§ What you have to do
Extract each line containing the string "balls".

§ Dataset extract
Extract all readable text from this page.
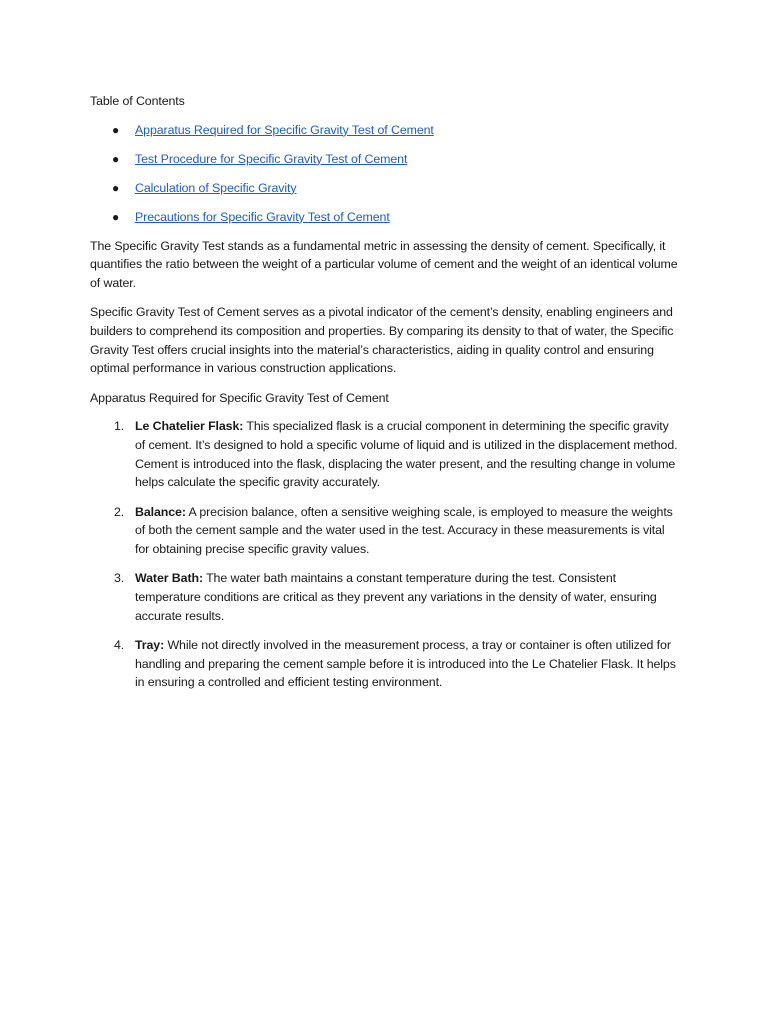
Table of Contents
● Apparatus Required for Specific Gravity Test of Cement
● Test Procedure for Specific Gravity Test of Cement
● Calculation of Specific Gravity
● Precautions for Specific Gravity Test of Cement

The Specific Gravity Test stands as a fundamental metric in assessing the density of cement. Specifically, it quantifies the ratio between the weight of a particular volume of cement and the weight of an identical volume of water.

Specific Gravity Test of Cement serves as a pivotal indicator of the cement’s density, enabling engineers and builders to comprehend its composition and properties. By comparing its density to that of water, the Specific Gravity Test offers crucial insights into the material’s characteristics, aiding in quality control and ensuring optimal performance in various construction applications.

Apparatus Required for Specific Gravity Test of Cement
1. Le Chatelier Flask: This specialized flask is a crucial component in determining the specific gravity of cement. It’s designed to hold a specific volume of liquid and is utilized in the displacement method. Cement is introduced into the flask, displacing the water present, and the resulting change in volume helps calculate the specific gravity accurately.
2. Balance: A precision balance, often a sensitive weighing scale, is employed to measure the weights of both the cement sample and the water used in the test. Accuracy in these measurements is vital for obtaining precise specific gravity values.
3. Water Bath: The water bath maintains a constant temperature during the test. Consistent temperature conditions are critical as they prevent any variations in the density of water, ensuring accurate results.
4. Tray: While not directly involved in the measurement process, a tray or container is often utilized for handling and preparing the cement sample before it is introduced into the Le Chatelier Flask. It helps in ensuring a controlled and efficient testing environment.
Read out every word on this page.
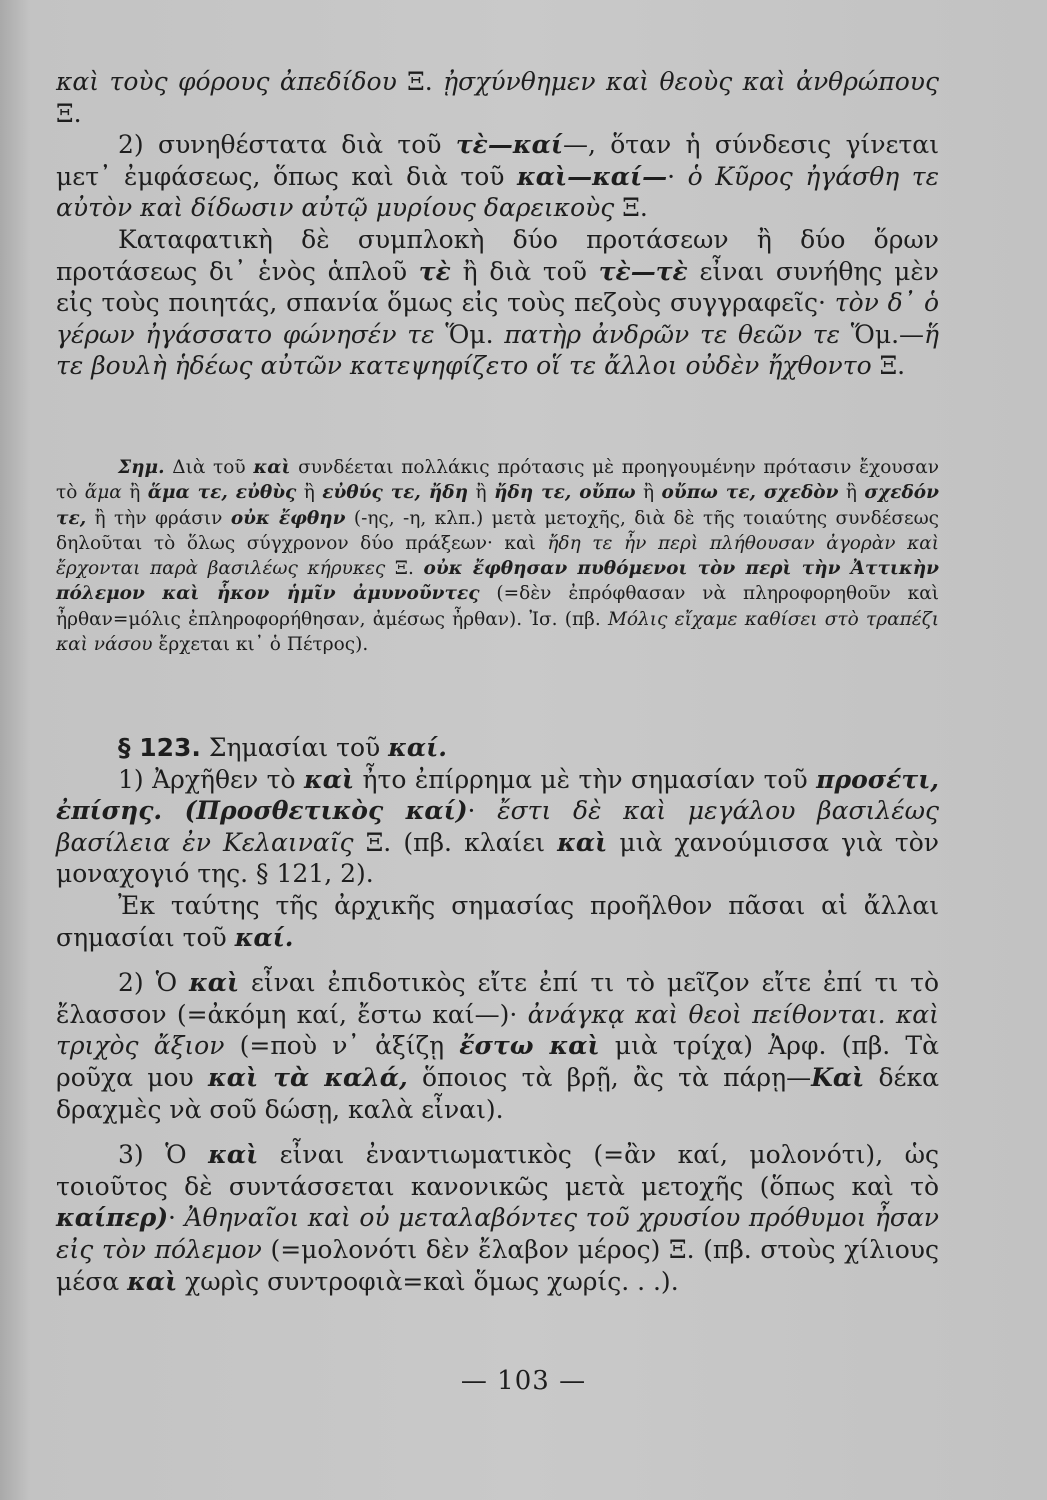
καὶ τοὺς φόρους ἀπεδίδου Ξ. ᾐσχύνθημεν καὶ θεοὺς καὶ ἀνθρώπους Ξ.

2) συνηθέστατα διὰ τοῦ τὲ—καί—, ὅταν ἡ σύνδεσις γίνεται μετ᾽ ἐμφάσεως, ὅπως καὶ διὰ τοῦ καὶ—καί—· ὁ Κῦρος ἠγάσθη τε αὐτὸν καὶ δίδωσιν αὐτῷ μυρίους δαρεικοὺς Ξ.

Καταφατικὴ δὲ συμπλοκὴ δύο προτάσεων ἢ δύο ὅρων προτάσεως δι᾽ ἑνὸς ἁπλοῦ τὲ ἢ διὰ τοῦ τὲ—τὲ εἶναι συνήθης μὲν εἰς τοὺς ποιητάς, σπανία ὅμως εἰς τοὺς πεζοὺς συγγραφεῖς· τὸν δ᾽ ὁ γέρων ἠγάσσατο φώνησέν τε Ὅμ. πατὴρ ἀνδρῶν τε θεῶν τε Ὅμ.—ἥ τε βουλὴ ἡδέως αὐτῶν κατεψηφίζετο οἵ τε ἄλλοι οὐδὲν ἤχθοντο Ξ.

Σημ. Διὰ τοῦ καὶ συνδέεται πολλάκις πρότασις μὲ προηγουμένην πρότασιν ἔχουσαν τὸ ἅμα ἢ ἅμα τε, εὐθὺς ἢ εὐθύς τε, ἤδη ἢ ἤδη τε, οὔπω ἢ οὔπω τε, σχεδὸν ἢ σχεδόν τε, ἢ τὴν φράσιν οὐκ ἔφθην (-ης, -η, κλπ.) μετὰ μετοχῆς, διὰ δὲ τῆς τοιαύτης συνδέσεως δηλοῦται τὸ ὅλως σύγχρονον δύο πράξεων· καὶ ἤδη τε ἦν περὶ πλήθουσαν ἀγορὰν καὶ ἔρχονται παρὰ βασιλέως κήρυκες Ξ. οὐκ ἔφθησαν πυθόμενοι τὸν περὶ τὴν Ἀττικὴν πόλεμον καὶ ἧκον ἡμῖν ἀμυνοῦντες (=δὲν ἐπρόφθασαν νὰ πληροφορηθοῦν καὶ ἦρθαν=μόλις ἐπληροφορήθησαν, ἀμέσως ἦρθαν). Ἰσ. (πβ. Μόλις εἴχαμε καθίσει στὸ τραπέζι καὶ νάσου ἔρχεται κι᾽ ὁ Πέτρος).

§ 123. Σημασίαι τοῦ καί.

1) Ἀρχῆθεν τὸ καὶ ἦτο ἐπίρρημα μὲ τὴν σημασίαν τοῦ προσέτι, ἐπίσης. (Προσθετικὸς καί)· ἔστι δὲ καὶ μεγάλου βασιλέως βασίλεια ἐν Κελαιναῖς Ξ. (πβ. κλαίει καὶ μιὰ χανούμισσα γιὰ τὸν μοναχογιό της. § 121, 2).

Ἐκ ταύτης τῆς ἀρχικῆς σημασίας προῆλθον πᾶσαι αἱ ἄλλαι σημασίαι τοῦ καί.

2) Ὁ καὶ εἶναι ἐπιδοτικὸς εἴτε ἐπί τι τὸ μεῖζον εἴτε ἐπί τι τὸ ἔλασσον (=ἀκόμη καί, ἔστω καί—)· ἀνάγκᾳ καὶ θεοὶ πείθονται. καὶ τριχὸς ἄξιον (=ποὺ ν᾽ ἀξίζῃ ἔστω καὶ μιὰ τρίχα) Ἀρφ. (πβ. Τὰ ροῦχα μου καὶ τὰ καλά, ὅποιος τὰ βρῇ, ἂς τὰ πάρῃ—Καὶ δέκα δραχμὲς νὰ σοῦ δώσῃ, καλὰ εἶναι).

3) Ὁ καὶ εἶναι ἐναντιωματικὸς (=ἂν καί, μολονότι), ὡς τοιοῦτος δὲ συντάσσεται κανονικῶς μετὰ μετοχῆς (ὅπως καὶ τὸ καίπερ)· Ἀθηναῖοι καὶ οὐ μεταλαβόντες τοῦ χρυσίου πρόθυμοι ἦσαν εἰς τὸν πόλεμον (=μολονότι δὲν ἔλαβον μέρος) Ξ. (πβ. στοὺς χίλιους μέσα καὶ χωρὶς συντροφιὰ=καὶ ὅμως χωρίς. . .).

— 103 —
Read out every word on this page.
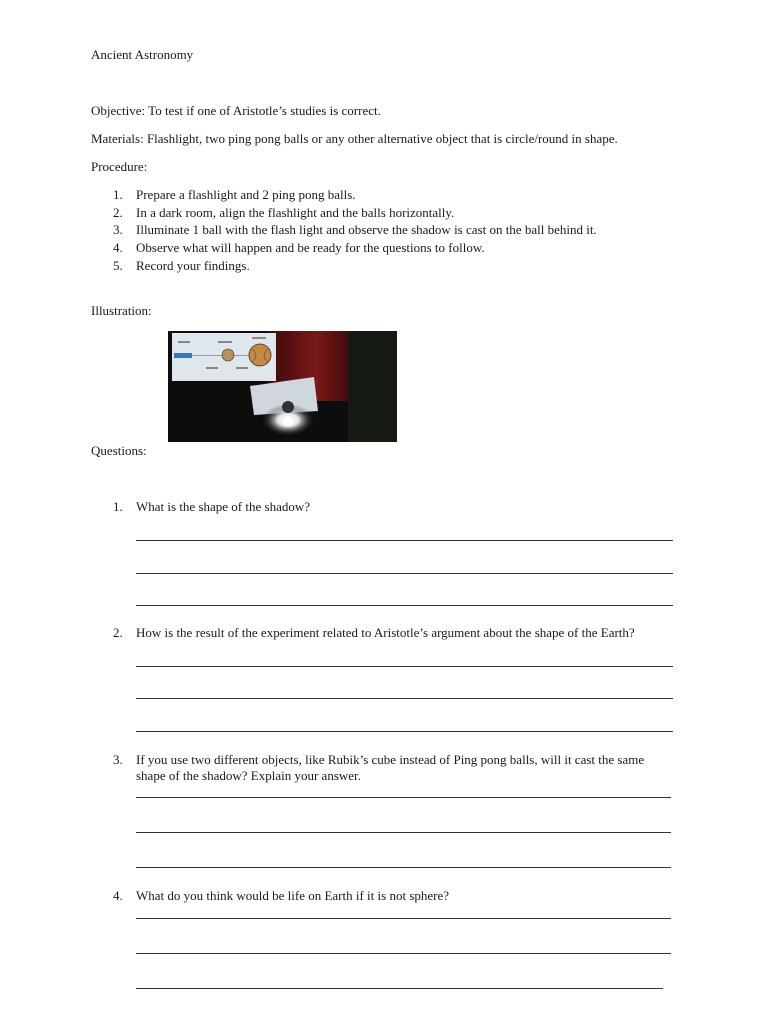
Ancient Astronomy
Objective: To test if one of Aristotle’s studies is correct.
Materials: Flashlight, two ping pong balls or any other alternative object that is circle/round in shape.
Procedure:
1. Prepare a flashlight and 2 ping pong balls.
2. In a dark room, align the flashlight and the balls horizontally.
3. Illuminate 1 ball with the flash light and observe the shadow is cast on the ball behind it.
4. Observe what will happen and be ready for the questions to follow.
5. Record your findings.
Illustration:
Questions:
1. What is the shape of the shadow?
2. How is the result of the experiment related to Aristotle’s argument about the shape of the Earth?
3. If you use two different objects, like Rubik’s cube instead of Ping pong balls, will it cast the same
shape of the shadow? Explain your answer.
4. What do you think would be life on Earth if it is not sphere?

§ The response
Materials: Flashlight, two ping pong balls or any other alternative object that is circle/round in shape.
1. Prepare a flashlight and 2 ping pong balls.
2. In a dark room, align the flashlight and the balls horizontally.
3. If you use two different objects, like Rubik’s cube instead of Ping pong balls, will it cast the same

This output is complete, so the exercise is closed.